Task to complete =
Reproduce every one of the entries below word for word, and omit the pictures from your copy.

• • • • •

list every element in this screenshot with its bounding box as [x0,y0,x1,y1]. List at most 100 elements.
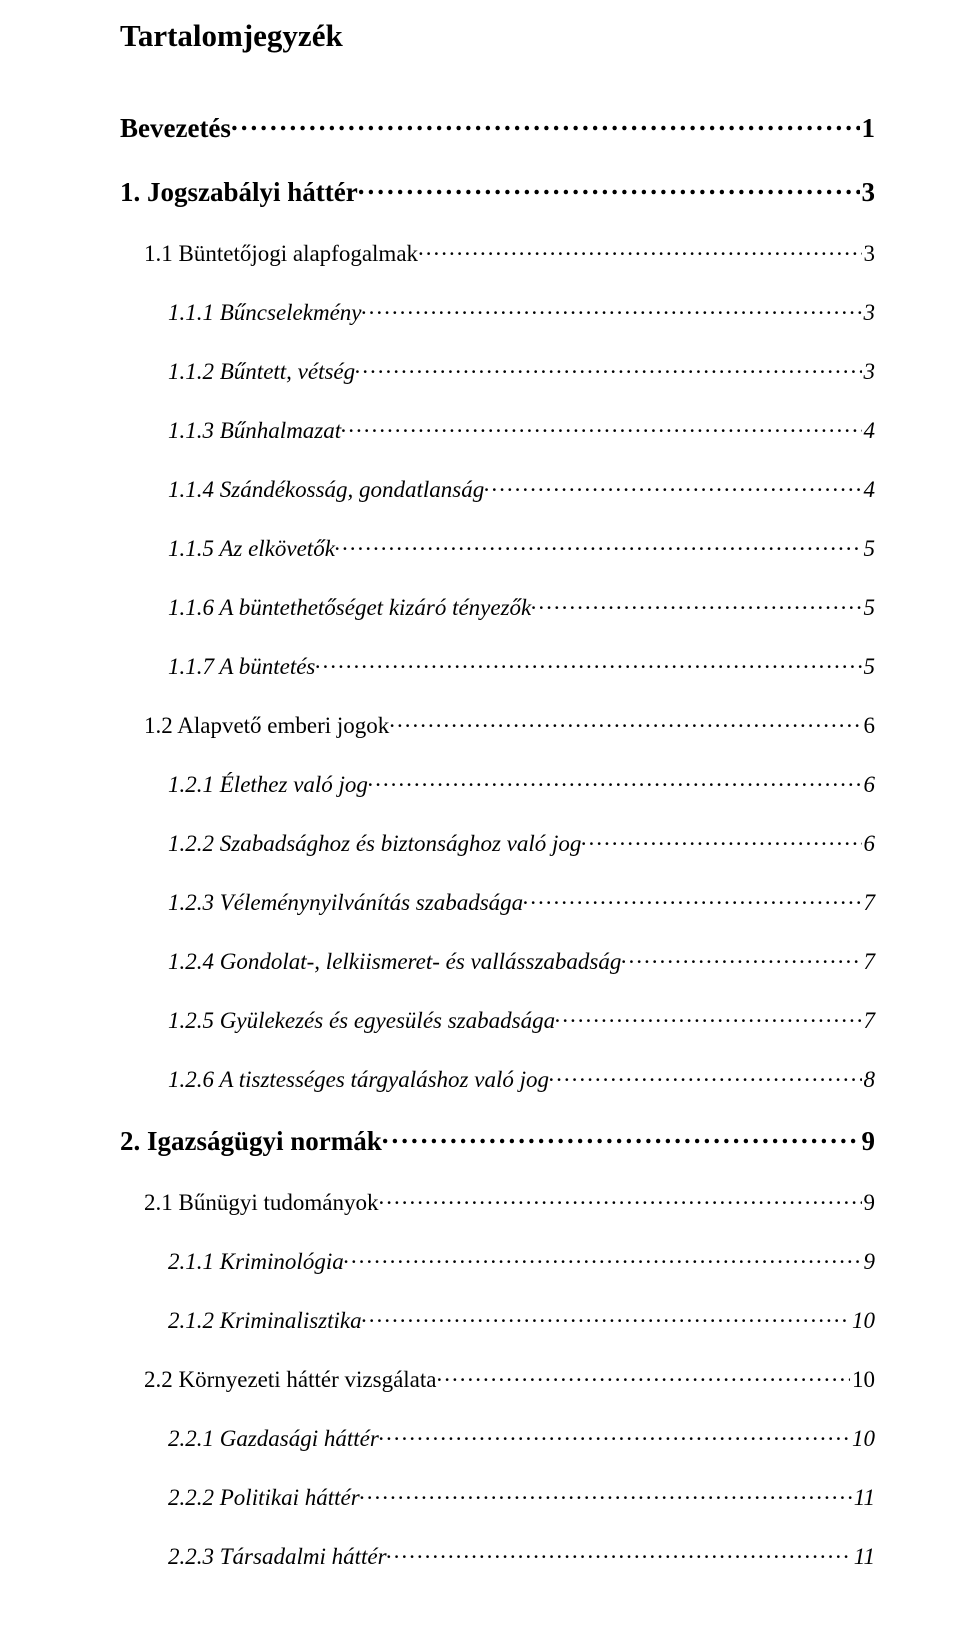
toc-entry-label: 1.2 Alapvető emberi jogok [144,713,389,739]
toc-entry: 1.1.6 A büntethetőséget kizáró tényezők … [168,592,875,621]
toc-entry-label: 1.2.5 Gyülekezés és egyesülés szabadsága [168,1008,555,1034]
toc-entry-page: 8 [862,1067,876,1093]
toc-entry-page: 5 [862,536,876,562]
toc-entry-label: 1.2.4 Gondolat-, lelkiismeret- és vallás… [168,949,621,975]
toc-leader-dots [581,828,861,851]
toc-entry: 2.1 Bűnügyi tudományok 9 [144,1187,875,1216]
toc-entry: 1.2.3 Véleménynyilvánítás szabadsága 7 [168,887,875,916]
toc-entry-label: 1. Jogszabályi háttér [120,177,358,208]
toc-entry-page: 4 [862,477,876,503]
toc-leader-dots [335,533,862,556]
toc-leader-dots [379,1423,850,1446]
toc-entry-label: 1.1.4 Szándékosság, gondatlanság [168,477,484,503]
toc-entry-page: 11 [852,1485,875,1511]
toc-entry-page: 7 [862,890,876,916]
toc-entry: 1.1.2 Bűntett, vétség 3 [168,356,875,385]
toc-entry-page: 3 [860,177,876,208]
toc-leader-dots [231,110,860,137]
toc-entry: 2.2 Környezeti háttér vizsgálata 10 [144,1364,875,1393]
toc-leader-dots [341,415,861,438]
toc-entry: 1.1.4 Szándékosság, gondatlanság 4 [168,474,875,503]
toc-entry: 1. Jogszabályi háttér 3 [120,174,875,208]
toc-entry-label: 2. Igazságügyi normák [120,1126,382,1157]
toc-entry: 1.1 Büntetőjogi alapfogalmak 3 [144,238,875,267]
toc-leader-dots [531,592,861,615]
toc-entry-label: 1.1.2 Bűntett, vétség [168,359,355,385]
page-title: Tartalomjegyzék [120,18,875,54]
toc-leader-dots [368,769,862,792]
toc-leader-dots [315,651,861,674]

• • • • •

Response to this task =
list every element in this screenshot with its bounding box as [x0,y0,x1,y1]. List at most 100 elements.
toc-entry-label: 1.2 Alapvető emberi jogok [144,713,389,739]
toc-entry: 1.1.6 A büntethetőséget kizáró tényezők … [168,592,875,621]
toc-entry-label: 1.2.5 Gyülekezés és egyesülés szabadsága [168,1008,555,1034]
toc-entry-page: 8 [862,1067,876,1093]
toc-entry-page: 5 [862,536,876,562]
toc-entry-label: 1.2.4 Gondolat-, lelkiismeret- és vallás… [168,949,621,975]
toc-leader-dots [581,828,861,851]
toc-entry: 2.1 Bűnügyi tudományok 9 [144,1187,875,1216]
toc-entry: 1.2.3 Véleménynyilvánítás szabadsága 7 [168,887,875,916]
toc-entry-label: 1. Jogszabályi háttér [120,177,358,208]
toc-entry-page: 4 [862,477,876,503]
toc-leader-dots [335,533,862,556]
toc-leader-dots [379,1423,850,1446]
toc-entry-label: 1.1.4 Szándékosság, gondatlanság [168,477,484,503]
toc-entry-page: 11 [852,1485,875,1511]
toc-entry-page: 7 [862,890,876,916]
toc-entry: 1.1.2 Bűntett, vétség 3 [168,356,875,385]
toc-entry-page: 3 [860,177,876,208]
toc-leader-dots [231,110,860,137]
toc-entry: 2.2 Környezeti háttér vizsgálata 10 [144,1364,875,1393]
toc-leader-dots [341,415,861,438]
toc-entry: 1.1.4 Szándékosság, gondatlanság 4 [168,474,875,503]
toc-entry: 1. Jogszabályi háttér 3 [120,174,875,208]
toc-entry-label: 2. Igazságügyi normák [120,1126,382,1157]
toc-entry: 1.1 Büntetőjogi alapfogalmak 3 [144,238,875,267]
toc-leader-dots [531,592,861,615]
toc-entry-label: 1.1.2 Bűntett, vétség [168,359,355,385]
page-title: Tartalomjegyzék [120,18,875,54]
toc-leader-dots [368,769,862,792]
toc-leader-dots [315,651,861,674]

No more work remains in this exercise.